- MATERIALS PROVIDED:

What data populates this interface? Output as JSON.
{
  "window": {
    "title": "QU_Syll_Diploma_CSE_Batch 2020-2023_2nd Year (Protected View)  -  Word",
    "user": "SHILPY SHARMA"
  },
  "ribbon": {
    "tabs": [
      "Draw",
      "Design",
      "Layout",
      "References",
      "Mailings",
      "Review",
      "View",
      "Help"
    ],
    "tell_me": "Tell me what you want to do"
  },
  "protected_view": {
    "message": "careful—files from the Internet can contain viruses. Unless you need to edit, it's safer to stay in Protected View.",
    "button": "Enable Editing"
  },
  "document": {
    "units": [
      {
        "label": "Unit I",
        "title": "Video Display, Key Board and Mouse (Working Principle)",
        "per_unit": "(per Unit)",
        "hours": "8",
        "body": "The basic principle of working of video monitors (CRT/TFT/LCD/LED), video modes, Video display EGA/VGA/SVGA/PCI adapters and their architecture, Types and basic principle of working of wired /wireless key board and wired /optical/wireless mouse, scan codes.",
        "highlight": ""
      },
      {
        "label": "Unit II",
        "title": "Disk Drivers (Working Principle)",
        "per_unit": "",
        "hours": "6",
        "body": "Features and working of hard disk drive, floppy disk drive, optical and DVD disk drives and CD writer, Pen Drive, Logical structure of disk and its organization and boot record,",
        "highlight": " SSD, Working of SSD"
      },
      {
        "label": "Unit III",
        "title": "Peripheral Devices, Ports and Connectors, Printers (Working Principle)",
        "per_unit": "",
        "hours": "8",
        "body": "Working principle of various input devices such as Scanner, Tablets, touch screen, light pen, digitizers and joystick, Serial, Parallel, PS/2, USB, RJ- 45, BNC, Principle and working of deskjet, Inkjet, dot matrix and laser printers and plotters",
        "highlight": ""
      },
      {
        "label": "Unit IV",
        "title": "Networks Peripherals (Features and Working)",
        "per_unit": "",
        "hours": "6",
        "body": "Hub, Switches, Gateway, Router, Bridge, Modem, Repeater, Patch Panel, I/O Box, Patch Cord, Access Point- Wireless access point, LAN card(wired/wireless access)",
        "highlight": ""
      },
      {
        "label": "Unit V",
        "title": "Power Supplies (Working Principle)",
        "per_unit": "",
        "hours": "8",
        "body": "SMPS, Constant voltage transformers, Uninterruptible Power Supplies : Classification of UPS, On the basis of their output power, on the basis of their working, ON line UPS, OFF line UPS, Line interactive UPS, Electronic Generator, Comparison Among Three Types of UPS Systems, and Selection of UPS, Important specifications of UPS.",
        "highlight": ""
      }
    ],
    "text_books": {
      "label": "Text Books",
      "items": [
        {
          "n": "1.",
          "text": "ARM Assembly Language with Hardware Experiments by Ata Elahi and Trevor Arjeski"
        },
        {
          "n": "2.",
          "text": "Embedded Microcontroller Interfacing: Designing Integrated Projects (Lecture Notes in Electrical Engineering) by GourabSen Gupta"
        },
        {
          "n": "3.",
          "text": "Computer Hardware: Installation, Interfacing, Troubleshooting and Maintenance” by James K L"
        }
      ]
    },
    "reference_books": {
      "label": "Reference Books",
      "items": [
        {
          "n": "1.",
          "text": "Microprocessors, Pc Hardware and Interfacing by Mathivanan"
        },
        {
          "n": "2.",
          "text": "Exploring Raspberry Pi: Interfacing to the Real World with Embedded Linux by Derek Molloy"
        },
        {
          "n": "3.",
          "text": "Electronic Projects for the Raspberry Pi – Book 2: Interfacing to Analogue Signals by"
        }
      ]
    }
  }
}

- PROBLEM: Write the listing out again, matching every line exactly.

- TASK RESPONSE:
What data populates this interface? Output as JSON.
{
  "window": {
    "title": "QU_Syll_Diploma_CSE_Batch 2020-2023_2nd Year (Protected View)  -  Word",
    "user": "SHILPY SHARMA"
  },
  "ribbon": {
    "tabs": [
      "Draw",
      "Design",
      "Layout",
      "References",
      "Mailings",
      "Review",
      "View",
      "Help"
    ],
    "tell_me": "Tell me what you want to do"
  },
  "protected_view": {
    "message": "careful—files from the Internet can contain viruses. Unless you need to edit, it's safer to stay in Protected View.",
    "button": "Enable Editing"
  },
  "document": {
    "units": [
      {
        "label": "Unit I",
        "title": "Video Display, Key Board and Mouse (Working Principle)",
        "per_unit": "(per Unit)",
        "hours": "8",
        "body": "The basic principle of working of video monitors (CRT/TFT/LCD/LED), video modes, Video display EGA/VGA/SVGA/PCI adapters and their architecture, Types and basic principle of working of wired /wireless key board and wired /optical/wireless mouse, scan codes.",
        "highlight": ""
      },
      {
        "label": "Unit II",
        "title": "Disk Drivers (Working Principle)",
        "per_unit": "",
        "hours": "6",
        "body": "Features and working of hard disk drive, floppy disk drive, optical and DVD disk drives and CD writer, Pen Drive, Logical structure of disk and its organization and boot record,",
        "highlight": " SSD, Working of SSD"
      },
      {
        "label": "Unit III",
        "title": "Peripheral Devices, Ports and Connectors, Printers (Working Principle)",
        "per_unit": "",
        "hours": "8",
        "body": "Working principle of various input devices such as Scanner, Tablets, touch screen, light pen, digitizers and joystick, Serial, Parallel, PS/2, USB, RJ- 45, BNC, Principle and working of deskjet, Inkjet, dot matrix and laser printers and plotters",
        "highlight": ""
      },
      {
        "label": "Unit IV",
        "title": "Networks Peripherals (Features and Working)",
        "per_unit": "",
        "hours": "6",
        "body": "Hub, Switches, Gateway, Router, Bridge, Modem, Repeater, Patch Panel, I/O Box, Patch Cord, Access Point- Wireless access point, LAN card(wired/wireless access)",
        "highlight": ""
      },
      {
        "label": "Unit V",
        "title": "Power Supplies (Working Principle)",
        "per_unit": "",
        "hours": "8",
        "body": "SMPS, Constant voltage transformers, Uninterruptible Power Supplies : Classification of UPS, On the basis of their output power, on the basis of their working, ON line UPS, OFF line UPS, Line interactive UPS, Electronic Generator, Comparison Among Three Types of UPS Systems, and Selection of UPS, Important specifications of UPS.",
        "highlight": ""
      }
    ],
    "text_books": {
      "label": "Text Books",
      "items": [
        {
          "n": "1.",
          "text": "ARM Assembly Language with Hardware Experiments by Ata Elahi and Trevor Arjeski"
        },
        {
          "n": "2.",
          "text": "Embedded Microcontroller Interfacing: Designing Integrated Projects (Lecture Notes in Electrical Engineering) by GourabSen Gupta"
        },
        {
          "n": "3.",
          "text": "Computer Hardware: Installation, Interfacing, Troubleshooting and Maintenance” by James K L"
        }
      ]
    },
    "reference_books": {
      "label": "Reference Books",
      "items": [
        {
          "n": "1.",
          "text": "Microprocessors, Pc Hardware and Interfacing by Mathivanan"
        },
        {
          "n": "2.",
          "text": "Exploring Raspberry Pi: Interfacing to the Real World with Embedded Linux by Derek Molloy"
        },
        {
          "n": "3.",
          "text": "Electronic Projects for the Raspberry Pi – Book 2: Interfacing to Analogue Signals by"
        }
      ]
    }
  }
}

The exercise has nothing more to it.